- Instructions to follow: Produce the listing below again, exactly as shown.

- Exercise inputs:
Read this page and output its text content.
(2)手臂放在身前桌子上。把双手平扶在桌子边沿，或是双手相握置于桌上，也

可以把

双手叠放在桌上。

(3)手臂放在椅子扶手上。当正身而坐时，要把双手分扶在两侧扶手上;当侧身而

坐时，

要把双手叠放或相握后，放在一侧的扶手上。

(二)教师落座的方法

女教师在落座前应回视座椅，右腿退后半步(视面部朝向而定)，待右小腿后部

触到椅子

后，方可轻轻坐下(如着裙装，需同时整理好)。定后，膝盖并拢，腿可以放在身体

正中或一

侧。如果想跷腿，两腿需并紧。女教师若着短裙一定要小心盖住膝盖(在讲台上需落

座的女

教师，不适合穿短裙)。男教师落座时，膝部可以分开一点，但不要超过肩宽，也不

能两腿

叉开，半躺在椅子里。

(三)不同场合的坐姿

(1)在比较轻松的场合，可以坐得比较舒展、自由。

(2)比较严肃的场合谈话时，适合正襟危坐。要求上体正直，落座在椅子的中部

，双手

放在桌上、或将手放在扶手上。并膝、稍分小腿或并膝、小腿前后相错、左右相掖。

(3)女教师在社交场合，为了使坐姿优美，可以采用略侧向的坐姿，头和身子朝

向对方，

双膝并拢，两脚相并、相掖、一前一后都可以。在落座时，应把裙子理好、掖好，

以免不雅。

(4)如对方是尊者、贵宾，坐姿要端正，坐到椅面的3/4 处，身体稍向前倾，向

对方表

- Right answer:
Read this page and output its text content.
(2)手臂放在身前桌子上。把双手平扶在桌子边沿，或是双手相握置于桌上，也

可以把

双手叠放在桌上。

(3)手臂放在椅子扶手上。当正身而坐时，要把双手分扶在两侧扶手上;当侧身而

坐时，

要把双手叠放或相握后，放在一侧的扶手上。

(二)教师落座的方法

女教师在落座前应回视座椅，右腿退后半步(视面部朝向而定)，待右小腿后部

触到椅子

后，方可轻轻坐下(如着裙装，需同时整理好)。定后，膝盖并拢，腿可以放在身体

正中或一

侧。如果想跷腿，两腿需并紧。女教师若着短裙一定要小心盖住膝盖(在讲台上需落

座的女

教师，不适合穿短裙)。男教师落座时，膝部可以分开一点，但不要超过肩宽，也不

能两腿

叉开，半躺在椅子里。

(三)不同场合的坐姿

(1)在比较轻松的场合，可以坐得比较舒展、自由。

(2)比较严肃的场合谈话时，适合正襟危坐。要求上体正直，落座在椅子的中部

，双手

放在桌上、或将手放在扶手上。并膝、稍分小腿或并膝、小腿前后相错、左右相掖。

(3)女教师在社交场合，为了使坐姿优美，可以采用略侧向的坐姿，头和身子朝

向对方，

双膝并拢，两脚相并、相掖、一前一后都可以。在落座时，应把裙子理好、掖好，

以免不雅。

(4)如对方是尊者、贵宾，坐姿要端正，坐到椅面的3/4 处，身体稍向前倾，向

对方表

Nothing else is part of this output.